## BEGIN THE DATA

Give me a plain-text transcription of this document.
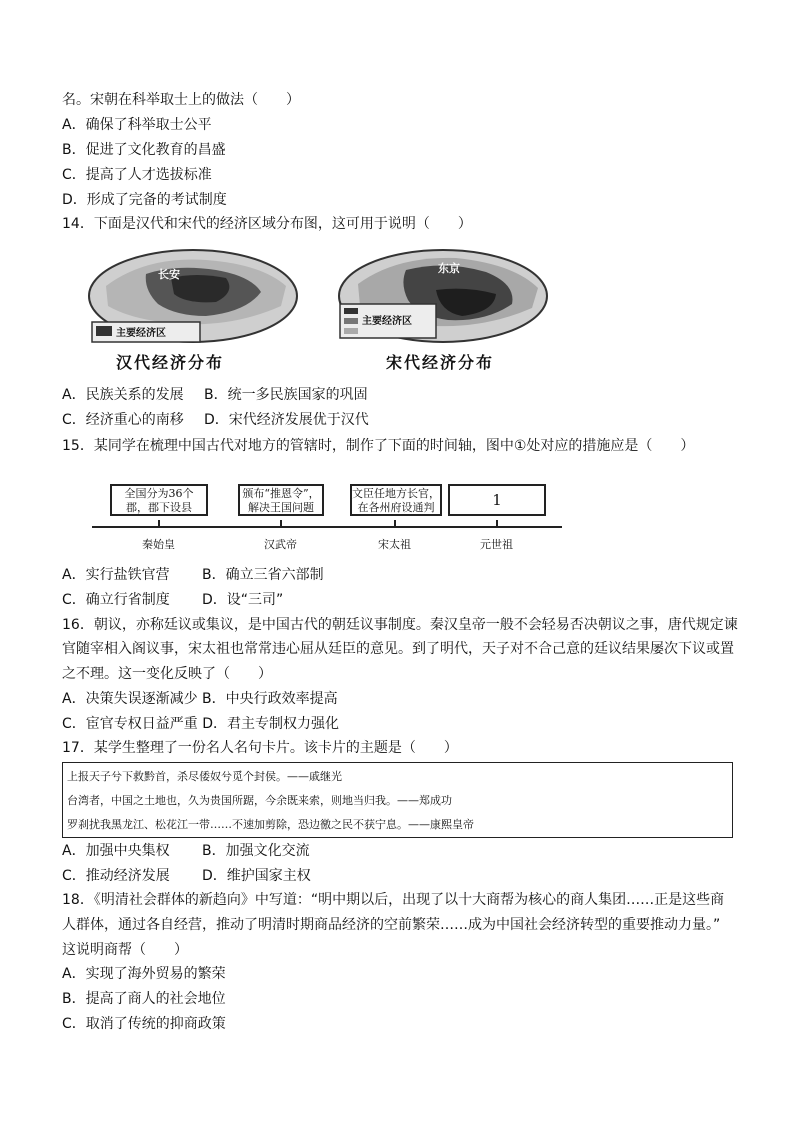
名。宋朝在科举取士上的做法（　　）
A．确保了科举取士公平
B．促进了文化教育的昌盛
C．提高了人才选拔标准
D．形成了完备的考试制度
14．下面是汉代和宋代的经济区域分布图，这可用于说明（　　）
长安
主要经济区
汉代经济分布
东京
主要经济区
宋代经济分布
A．民族关系的发展 B．统一多民族国家的巩固
C．经济重心的南移 D．宋代经济发展优于汉代
15．某同学在梳理中国古代对地方的管辖时，制作了下面的时间轴，图中①处对应的措施应是（　　）
全国分为36个
郡，郡下设县
颁布“推恩令”，
解决王国问题
文臣任地方长官，
在各州府设通判	1
秦始皇	汉武帝	宋太祖	元世祖
A．实行盐铁官营 B．确立三省六部制
C．确立行省制度 D．设“三司”
16．朝议，亦称廷议或集议，是中国古代的朝廷议事制度。秦汉皇帝一般不会轻易否决朝议之事，唐代规定谏
官随宰相入阁议事，宋太祖也常常违心屈从廷臣的意见。到了明代，天子对不合己意的廷议结果屡次下议或置
之不理。这一变化反映了（　　）
A．决策失误逐渐减少 B．中央行政效率提高
C．宦官专权日益严重 D．君主专制权力强化
17．某学生整理了一份名人名句卡片。该卡片的主题是（　　）
上报天子兮下救黔首，杀尽倭奴兮觅个封侯。——戚继光
台湾者，中国之土地也，久为贵国所踞，今余既来索，则地当归我。——郑成功
罗刹扰我黑龙江、松花江一带……不速加剪除，恐边徼之民不获宁息。——康熙皇帝
A．加强中央集权 B．加强文化交流
C．推动经济发展 D．维护国家主权
18．《明清社会群体的新趋向》中写道：“明中期以后，出现了以十大商帮为核心的商人集团……正是这些商
人群体，通过各自经营，推动了明清时期商品经济的空前繁荣……成为中国社会经济转型的重要推动力量。”
这说明商帮（　　）
A．实现了海外贸易的繁荣
B．提高了商人的社会地位
C．取消了传统的抑商政策
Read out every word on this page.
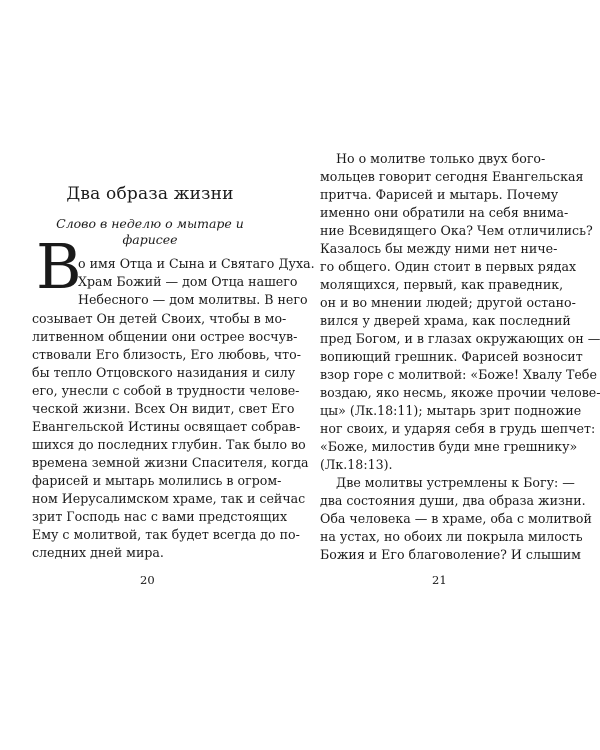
Два образа жизни
Слово в неделю о мытаре и фарисее
В
о имя Отца и Сына и Святаго Духа.
Храм Божий — дом Отца нашего
Небесного — дом молитвы. В него
созывает Он детей Своих, чтобы в мо-
литвенном общении они острее восчув-
ствовали Его близость, Его любовь, что-
бы тепло Отцовского назидания и силу
его, унесли с собой в трудности челове-
ческой жизни. Всех Он видит, свет Его
Евангельской Истины освящает собрав-
шихся до последних глубин. Так было во
времена земной жизни Спасителя, когда
фарисей и мытарь молились в огром-
ном Иерусалимском храме, так и сейчас
зрит Господь нас с вами предстоящих
Ему с молитвой, так будет всегда до по-
следних дней мира.
20
Но о молитве только двух бого-
мольцев говорит сегодня Евангельская
притча. Фарисей и мытарь. Почему
именно они обратили на себя внима-
ние Всевидящего Ока? Чем отличились?
Казалось бы между ними нет ниче-
го общего. Один стоит в первых рядах
молящихся, первый, как праведник,
он и во мнении людей; другой остано-
вился у дверей храма, как последний
пред Богом, и в глазах окружающих он —
вопиющий грешник. Фарисей возносит
взор горе с молитвой: «Боже! Хвалу Тебе
воздаю, яко несмь, якоже прочии челове-
цы» (Лк.18:11); мытарь зрит подножие
ног своих, и ударяя себя в грудь шепчет:
«Боже, милостив буди мне грешнику»
(Лк.18:13).
Две молитвы устремлены к Богу: —
два состояния души, два образа жизни.
Оба человека — в храме, оба с молитвой
на устах, но обоих ли покрыла милость
Божия и Его благоволение? И слышим
21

## END THE DATA

Without the pictures, reproduce every line of the records above exactly.

Give me a plain-text transcription of this document.
名。宋朝在科举取士上的做法（　　）
A．确保了科举取士公平
B．促进了文化教育的昌盛
C．提高了人才选拔标准
D．形成了完备的考试制度
14．下面是汉代和宋代的经济区域分布图，这可用于说明（　　）
长安
主要经济区
汉代经济分布
东京
主要经济区
宋代经济分布
A．民族关系的发展 B．统一多民族国家的巩固
C．经济重心的南移 D．宋代经济发展优于汉代
15．某同学在梳理中国古代对地方的管辖时，制作了下面的时间轴，图中①处对应的措施应是（　　）
全国分为36个
郡，郡下设县
颁布“推恩令”，
解决王国问题
文臣任地方长官，
在各州府设通判	1
秦始皇	汉武帝	宋太祖	元世祖
A．实行盐铁官营 B．确立三省六部制
C．确立行省制度 D．设“三司”
16．朝议，亦称廷议或集议，是中国古代的朝廷议事制度。秦汉皇帝一般不会轻易否决朝议之事，唐代规定谏
官随宰相入阁议事，宋太祖也常常违心屈从廷臣的意见。到了明代，天子对不合己意的廷议结果屡次下议或置
之不理。这一变化反映了（　　）
A．决策失误逐渐减少 B．中央行政效率提高
C．宦官专权日益严重 D．君主专制权力强化
17．某学生整理了一份名人名句卡片。该卡片的主题是（　　）
上报天子兮下救黔首，杀尽倭奴兮觅个封侯。——戚继光
台湾者，中国之土地也，久为贵国所踞，今余既来索，则地当归我。——郑成功
罗刹扰我黑龙江、松花江一带……不速加剪除，恐边徼之民不获宁息。——康熙皇帝
A．加强中央集权 B．加强文化交流
C．推动经济发展 D．维护国家主权
18．《明清社会群体的新趋向》中写道：“明中期以后，出现了以十大商帮为核心的商人集团……正是这些商
人群体，通过各自经营，推动了明清时期商品经济的空前繁荣……成为中国社会经济转型的重要推动力量。”
这说明商帮（　　）
A．实现了海外贸易的繁荣
B．提高了商人的社会地位
C．取消了传统的抑商政策
Read out every word on this page.
Два образа жизни
Слово в неделю о мытаре и фарисее
В
о имя Отца и Сына и Святаго Духа.
Храм Божий — дом Отца нашего
Небесного — дом молитвы. В него
созывает Он детей Своих, чтобы в мо-
литвенном общении они острее восчув-
ствовали Его близость, Его любовь, что-
бы тепло Отцовского назидания и силу
его, унесли с собой в трудности челове-
ческой жизни. Всех Он видит, свет Его
Евангельской Истины освящает собрав-
шихся до последних глубин. Так было во
времена земной жизни Спасителя, когда
фарисей и мытарь молились в огром-
ном Иерусалимском храме, так и сейчас
зрит Господь нас с вами предстоящих
Ему с молитвой, так будет всегда до по-
следних дней мира.
20
Но о молитве только двух бого-
мольцев говорит сегодня Евангельская
притча. Фарисей и мытарь. Почему
именно они обратили на себя внима-
ние Всевидящего Ока? Чем отличились?
Казалось бы между ними нет ниче-
го общего. Один стоит в первых рядах
молящихся, первый, как праведник,
он и во мнении людей; другой остано-
вился у дверей храма, как последний
пред Богом, и в глазах окружающих он —
вопиющий грешник. Фарисей возносит
взор горе с молитвой: «Боже! Хвалу Тебе
воздаю, яко несмь, якоже прочии челове-
цы» (Лк.18:11); мытарь зрит подножие
ног своих, и ударяя себя в грудь шепчет:
«Боже, милостив буди мне грешнику»
(Лк.18:13).
Две молитвы устремлены к Богу: —
два состояния души, два образа жизни.
Оба человека — в храме, оба с молитвой
на устах, но обоих ли покрыла милость
Божия и Его благоволение? И слышим
21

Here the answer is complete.